▶ _TASK SET_
a) According to the excerpt on transmission loss modeling, how thick is the dash panel?
b) From the excerpt on transmission loss modeling, reproduce the passage starting with "The dash panel compartment" and going on through "was between 0-2000 Hz.", substituting "triangular elements" for each occurrence of "triangle elements".

▶ _QUOTED PASSAGE_
= Beginning of Section =

Fig. 1. Sketch of a transmission loss system

 Sketch of a transmission loss system

a) Hybrid FE-SEA (VA-One)

 Sketch of a transmission loss system

b) FEM model

The convergence study of the proposed hybrid ES-FE-SEA is first carried on a very fine mesh with 3,598 triangle elements and 1,884 nodes. The reference results are obtained by VA-One software using the embedded hybrid FE-SEA also based on that fine mesh. The simply supported boundary conditions around the plate perimeter are chosen to compare the results. Coupling loss factors of two cavities and transmission loss factor of the plate are plotted in Fig. 2.

Fig. 2. The validation of the ES-FE-SEA

 The validation of the ES-FE-SEA

a) Coupling loss factor of two cavities

 The validation of the ES-FE-SEA

b) The transmission loss factor of the free plate

Fig. 3. The comparison between the ES-FE-SEA and conventional FE-SEA

The comparison between the ES-FE-SEA and conventional FE-SEA

a) Coupling loss factor of two cavities

The comparison between the ES-FE-SEA and conventional FE-SEA

b) The transmission loss factor of the free plate

The results obtained from ES-FE-SEA show excellent agreements with the reference result. Therefore, the validation and effectiveness of the present method is confirmed in this example. In order to compare the accuracy of ES-FE-SEA and conventional FE-SEA, the proposed method is applied to a rough mesh with 244 triangle elements with 143 nodes. The reference result is obtained on VA-ONE software by using FE-SEA with a very fine mesh (5,908 triangle elements and 3050 nodes). The results obtained by different methods are plotted in Fig. 3.

As shown in the Fig. 3, it is obvious that ES-FE-SEA provides a higher accuracy results compared with the FE-SEA in the whole low to mid-frequency regime. Even applied in the model with much less DOFs (244 DOFs), ES-FE-SEA is still able to provide the result in almost the same accuracy level as the result of FE-SEA using fine mesh (5,908 DOFs). To sum up, the high accuracy and computational efficiency of ES-FEM/SEA for mid-frequency solution is illustrated in this example.

4.2. Dash panel model

In this part, a transmission loss model of complicated dash panel is established using the hybrid ES-FE-SEA as illustrated schematically in Fig. 4. The hybrid model consists of two adjacent reverberation cavities and dash panel of interest. Two adjacent reverberation cavity are simply extracted by the dash panel with the volume of 1.5 m3. The material parameters of dash panel are given as: the density ρ= 7800 kg/m3, Yong’s modulus E= 210 GPa and Poisson’s ratio ν= 0.3. The dash panel has the thickness of 15 mm.

Fig. 4. A transmission loss model of dash panel

 A transmission loss model of dash panel

a) Hybrid FE-SEA (VA-One)

 A transmission loss model of dash panel

b) FEM model

The dash panel compartment is first divided using 260 triangle elements with 160 nodes for ES-FEM or FEM. The results are compared against the reference result that is calculated by VA-ONE software using coupled FE-SEA model, where the dash panel is divided with 1,842 triangle elements and 1,012 nodes. The transmission loss factor of the dash panel is calculated using different methods as shown in Fig. 5. The analysis frequency range was between 0-2000 Hz.

= End of Section =

▶ _ENTRIES PROVIDED_
= Beginning of Section =

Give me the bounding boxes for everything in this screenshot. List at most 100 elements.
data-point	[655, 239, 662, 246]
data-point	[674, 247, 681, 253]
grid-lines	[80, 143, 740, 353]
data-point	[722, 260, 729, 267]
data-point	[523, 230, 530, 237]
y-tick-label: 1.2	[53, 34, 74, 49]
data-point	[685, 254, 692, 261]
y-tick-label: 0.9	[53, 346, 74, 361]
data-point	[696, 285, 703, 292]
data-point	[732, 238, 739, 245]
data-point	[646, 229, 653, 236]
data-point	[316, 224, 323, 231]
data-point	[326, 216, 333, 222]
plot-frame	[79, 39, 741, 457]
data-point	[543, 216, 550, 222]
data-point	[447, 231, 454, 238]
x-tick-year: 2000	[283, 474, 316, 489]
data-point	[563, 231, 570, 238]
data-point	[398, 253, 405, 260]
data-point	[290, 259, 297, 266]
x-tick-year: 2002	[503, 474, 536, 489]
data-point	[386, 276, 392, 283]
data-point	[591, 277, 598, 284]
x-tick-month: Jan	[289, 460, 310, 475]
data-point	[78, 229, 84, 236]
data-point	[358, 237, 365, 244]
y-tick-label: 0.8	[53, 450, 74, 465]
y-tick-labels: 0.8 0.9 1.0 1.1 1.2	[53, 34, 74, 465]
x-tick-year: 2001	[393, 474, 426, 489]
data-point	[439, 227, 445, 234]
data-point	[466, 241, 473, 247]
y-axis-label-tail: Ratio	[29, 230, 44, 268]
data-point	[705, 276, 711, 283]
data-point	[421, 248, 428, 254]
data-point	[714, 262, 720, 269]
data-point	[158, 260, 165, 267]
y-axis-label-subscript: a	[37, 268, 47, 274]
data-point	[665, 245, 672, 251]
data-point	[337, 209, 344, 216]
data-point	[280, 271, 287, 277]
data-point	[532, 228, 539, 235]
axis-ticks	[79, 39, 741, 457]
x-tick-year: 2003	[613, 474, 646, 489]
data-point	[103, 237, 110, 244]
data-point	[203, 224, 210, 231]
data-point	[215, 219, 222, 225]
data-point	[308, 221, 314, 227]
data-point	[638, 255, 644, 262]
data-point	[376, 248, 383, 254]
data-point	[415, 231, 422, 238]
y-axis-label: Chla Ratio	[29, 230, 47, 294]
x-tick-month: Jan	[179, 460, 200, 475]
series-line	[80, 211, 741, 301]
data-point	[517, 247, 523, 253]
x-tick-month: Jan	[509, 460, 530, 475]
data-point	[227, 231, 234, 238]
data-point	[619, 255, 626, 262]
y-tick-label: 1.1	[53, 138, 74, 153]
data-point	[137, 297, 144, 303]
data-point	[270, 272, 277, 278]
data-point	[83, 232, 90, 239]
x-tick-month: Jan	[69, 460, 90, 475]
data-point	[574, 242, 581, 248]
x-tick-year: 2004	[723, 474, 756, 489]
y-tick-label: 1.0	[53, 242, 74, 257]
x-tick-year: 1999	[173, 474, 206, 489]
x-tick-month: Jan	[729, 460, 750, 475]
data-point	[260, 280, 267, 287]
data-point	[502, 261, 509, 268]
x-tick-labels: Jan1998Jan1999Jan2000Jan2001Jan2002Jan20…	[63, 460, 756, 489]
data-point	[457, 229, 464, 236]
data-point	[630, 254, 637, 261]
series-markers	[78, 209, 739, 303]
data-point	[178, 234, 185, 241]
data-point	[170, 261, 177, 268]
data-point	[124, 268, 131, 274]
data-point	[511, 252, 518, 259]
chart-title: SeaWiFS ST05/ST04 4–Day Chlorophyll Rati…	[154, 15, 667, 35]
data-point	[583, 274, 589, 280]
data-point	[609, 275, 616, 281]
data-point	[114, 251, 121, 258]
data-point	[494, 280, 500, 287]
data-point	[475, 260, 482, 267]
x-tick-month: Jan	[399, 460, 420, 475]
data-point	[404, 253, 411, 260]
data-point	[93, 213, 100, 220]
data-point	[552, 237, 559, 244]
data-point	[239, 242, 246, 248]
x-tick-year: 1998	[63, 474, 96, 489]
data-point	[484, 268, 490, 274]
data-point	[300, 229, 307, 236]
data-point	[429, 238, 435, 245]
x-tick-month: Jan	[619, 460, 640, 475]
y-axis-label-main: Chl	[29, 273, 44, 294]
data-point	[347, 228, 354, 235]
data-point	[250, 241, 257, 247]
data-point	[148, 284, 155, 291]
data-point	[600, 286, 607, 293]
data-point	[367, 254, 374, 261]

= End of Section =

▶ _ANSWERS FOR THE TASKS_
a) 15 mm

b)
The dash panel compartment is first divided using 260 triangular elements with 160 nodes for ES-FEM or FEM. The results are compared against the reference result that is calculated by VA-ONE software using coupled FE-SEA model, where the dash panel is divided with 1,842 triangular elements and 1,012 nodes. The transmission loss factor of the dash panel is calculated using different methods as shown in Fig. 5. The analysis frequency range was between 0-2000 Hz.